### What you have to do:
Lines containing the word "here" are the ones to copy from the records below.

### Data supplied:
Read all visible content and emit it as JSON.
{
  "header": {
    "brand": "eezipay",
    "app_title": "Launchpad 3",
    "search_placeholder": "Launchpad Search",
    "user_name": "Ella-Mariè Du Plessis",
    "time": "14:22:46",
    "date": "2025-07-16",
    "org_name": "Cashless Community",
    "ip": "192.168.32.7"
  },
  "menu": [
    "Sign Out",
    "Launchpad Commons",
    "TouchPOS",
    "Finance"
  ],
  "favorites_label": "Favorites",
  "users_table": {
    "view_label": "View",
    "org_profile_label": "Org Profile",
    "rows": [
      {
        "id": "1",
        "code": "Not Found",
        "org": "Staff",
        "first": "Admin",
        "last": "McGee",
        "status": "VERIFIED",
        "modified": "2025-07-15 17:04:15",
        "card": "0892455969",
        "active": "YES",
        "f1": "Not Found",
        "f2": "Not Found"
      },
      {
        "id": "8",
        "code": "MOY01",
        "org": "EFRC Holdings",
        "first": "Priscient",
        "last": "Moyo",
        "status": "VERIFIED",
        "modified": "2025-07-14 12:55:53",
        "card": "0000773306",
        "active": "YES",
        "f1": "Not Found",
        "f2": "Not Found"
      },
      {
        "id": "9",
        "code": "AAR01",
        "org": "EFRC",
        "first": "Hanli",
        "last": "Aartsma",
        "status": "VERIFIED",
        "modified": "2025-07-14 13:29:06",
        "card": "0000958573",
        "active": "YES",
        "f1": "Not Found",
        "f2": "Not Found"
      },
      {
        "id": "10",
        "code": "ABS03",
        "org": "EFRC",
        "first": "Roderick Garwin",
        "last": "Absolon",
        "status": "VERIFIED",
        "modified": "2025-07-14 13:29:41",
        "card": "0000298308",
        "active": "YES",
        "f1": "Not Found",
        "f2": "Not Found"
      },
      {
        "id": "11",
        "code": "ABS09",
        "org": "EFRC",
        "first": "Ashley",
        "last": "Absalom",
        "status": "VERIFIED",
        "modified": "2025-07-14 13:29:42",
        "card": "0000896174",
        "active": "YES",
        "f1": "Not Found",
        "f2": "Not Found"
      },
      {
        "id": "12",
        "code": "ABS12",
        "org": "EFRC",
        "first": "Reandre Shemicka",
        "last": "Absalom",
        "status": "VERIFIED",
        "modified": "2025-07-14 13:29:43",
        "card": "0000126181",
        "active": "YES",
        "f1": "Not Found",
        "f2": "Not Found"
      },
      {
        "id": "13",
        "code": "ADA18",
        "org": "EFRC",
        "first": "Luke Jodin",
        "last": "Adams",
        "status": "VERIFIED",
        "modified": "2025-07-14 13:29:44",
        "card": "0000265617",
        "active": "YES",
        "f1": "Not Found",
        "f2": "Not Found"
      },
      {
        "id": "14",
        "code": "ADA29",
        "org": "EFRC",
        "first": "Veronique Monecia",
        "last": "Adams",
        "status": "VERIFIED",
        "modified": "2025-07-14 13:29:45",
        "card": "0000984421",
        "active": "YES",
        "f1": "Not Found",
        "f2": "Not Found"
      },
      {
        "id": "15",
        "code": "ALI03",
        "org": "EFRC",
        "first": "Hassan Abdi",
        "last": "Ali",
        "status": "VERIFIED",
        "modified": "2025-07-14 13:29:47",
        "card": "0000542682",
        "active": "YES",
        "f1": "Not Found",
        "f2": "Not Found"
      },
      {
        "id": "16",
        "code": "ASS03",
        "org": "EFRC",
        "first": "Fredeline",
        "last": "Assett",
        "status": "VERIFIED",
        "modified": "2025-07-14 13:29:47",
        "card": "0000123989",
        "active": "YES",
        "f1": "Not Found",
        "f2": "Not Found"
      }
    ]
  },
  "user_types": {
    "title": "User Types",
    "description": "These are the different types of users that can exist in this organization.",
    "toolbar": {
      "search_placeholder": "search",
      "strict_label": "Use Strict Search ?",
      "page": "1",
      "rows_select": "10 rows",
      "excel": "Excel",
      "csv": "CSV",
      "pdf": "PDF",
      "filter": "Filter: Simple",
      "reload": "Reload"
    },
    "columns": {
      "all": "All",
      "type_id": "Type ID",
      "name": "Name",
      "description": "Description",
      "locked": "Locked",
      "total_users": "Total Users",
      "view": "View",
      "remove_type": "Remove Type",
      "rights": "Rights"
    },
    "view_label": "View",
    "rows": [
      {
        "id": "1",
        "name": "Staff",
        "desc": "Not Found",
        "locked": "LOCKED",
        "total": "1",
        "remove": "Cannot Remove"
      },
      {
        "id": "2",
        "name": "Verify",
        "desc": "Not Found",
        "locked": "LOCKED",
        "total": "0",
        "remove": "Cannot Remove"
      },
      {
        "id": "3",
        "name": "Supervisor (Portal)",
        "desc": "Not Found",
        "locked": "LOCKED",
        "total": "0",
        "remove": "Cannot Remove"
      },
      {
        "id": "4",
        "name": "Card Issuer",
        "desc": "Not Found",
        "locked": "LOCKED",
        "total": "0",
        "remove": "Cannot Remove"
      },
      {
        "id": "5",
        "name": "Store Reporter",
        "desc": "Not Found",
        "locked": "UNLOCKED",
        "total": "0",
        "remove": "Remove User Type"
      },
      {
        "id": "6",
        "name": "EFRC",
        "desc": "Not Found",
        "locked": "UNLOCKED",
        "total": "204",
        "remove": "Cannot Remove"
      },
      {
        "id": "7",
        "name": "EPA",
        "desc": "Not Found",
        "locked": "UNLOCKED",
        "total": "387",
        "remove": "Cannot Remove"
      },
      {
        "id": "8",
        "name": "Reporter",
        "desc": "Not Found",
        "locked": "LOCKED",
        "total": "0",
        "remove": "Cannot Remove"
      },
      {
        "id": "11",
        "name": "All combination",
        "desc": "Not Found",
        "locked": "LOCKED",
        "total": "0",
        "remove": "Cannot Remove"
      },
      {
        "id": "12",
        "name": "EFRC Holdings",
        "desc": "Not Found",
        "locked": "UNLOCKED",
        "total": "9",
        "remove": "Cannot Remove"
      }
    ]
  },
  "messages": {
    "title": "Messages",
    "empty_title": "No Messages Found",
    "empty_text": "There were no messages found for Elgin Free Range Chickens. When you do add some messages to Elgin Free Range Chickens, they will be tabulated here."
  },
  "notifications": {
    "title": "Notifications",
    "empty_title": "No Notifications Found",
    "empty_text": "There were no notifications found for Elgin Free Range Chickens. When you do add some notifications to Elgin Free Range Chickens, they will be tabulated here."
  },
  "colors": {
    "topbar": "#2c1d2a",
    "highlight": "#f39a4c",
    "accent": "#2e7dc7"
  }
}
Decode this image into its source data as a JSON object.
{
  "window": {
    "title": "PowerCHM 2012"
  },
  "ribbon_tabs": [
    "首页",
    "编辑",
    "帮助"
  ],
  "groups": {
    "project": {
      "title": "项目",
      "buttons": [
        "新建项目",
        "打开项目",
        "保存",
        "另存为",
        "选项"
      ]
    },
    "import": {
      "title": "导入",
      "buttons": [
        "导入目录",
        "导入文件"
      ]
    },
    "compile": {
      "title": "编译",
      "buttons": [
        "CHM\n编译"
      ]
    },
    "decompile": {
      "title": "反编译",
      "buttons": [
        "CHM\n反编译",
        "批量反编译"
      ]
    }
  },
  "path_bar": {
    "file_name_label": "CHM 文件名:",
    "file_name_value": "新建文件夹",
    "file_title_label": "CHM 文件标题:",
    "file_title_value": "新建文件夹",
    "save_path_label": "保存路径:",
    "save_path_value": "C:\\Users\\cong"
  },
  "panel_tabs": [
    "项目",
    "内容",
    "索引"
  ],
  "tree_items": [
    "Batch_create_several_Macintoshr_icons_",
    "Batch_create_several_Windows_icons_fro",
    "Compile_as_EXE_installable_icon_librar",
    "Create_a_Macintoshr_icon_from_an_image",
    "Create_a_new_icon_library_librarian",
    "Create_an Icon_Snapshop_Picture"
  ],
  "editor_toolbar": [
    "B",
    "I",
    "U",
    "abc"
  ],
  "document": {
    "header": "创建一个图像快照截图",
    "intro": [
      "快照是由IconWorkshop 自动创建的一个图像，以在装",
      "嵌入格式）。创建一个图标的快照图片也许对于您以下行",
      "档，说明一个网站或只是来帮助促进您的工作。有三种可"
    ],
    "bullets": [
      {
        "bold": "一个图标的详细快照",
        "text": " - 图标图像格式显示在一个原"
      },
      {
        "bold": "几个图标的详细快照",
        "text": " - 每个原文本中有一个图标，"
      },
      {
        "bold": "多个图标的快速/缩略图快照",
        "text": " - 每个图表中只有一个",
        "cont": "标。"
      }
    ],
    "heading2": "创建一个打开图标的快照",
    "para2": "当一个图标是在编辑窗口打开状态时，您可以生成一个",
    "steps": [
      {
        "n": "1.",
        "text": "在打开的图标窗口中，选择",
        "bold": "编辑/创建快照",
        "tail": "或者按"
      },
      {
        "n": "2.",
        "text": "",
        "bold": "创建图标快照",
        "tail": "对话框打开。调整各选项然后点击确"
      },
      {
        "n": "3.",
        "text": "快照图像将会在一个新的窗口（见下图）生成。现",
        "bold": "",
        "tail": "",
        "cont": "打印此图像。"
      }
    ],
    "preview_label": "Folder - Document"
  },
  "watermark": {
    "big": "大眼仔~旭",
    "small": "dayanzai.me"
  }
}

### Full response:
    "empty_text": "There were no messages found for Elgin Free Range Chickens. When you do add some messages to Elgin Free Range Chickens, they will be tabulated here."
    "empty_text": "There were no notifications found for Elgin Free Range Chickens. When you do add some notifications to Elgin Free Range Chickens, they will be tabulated here."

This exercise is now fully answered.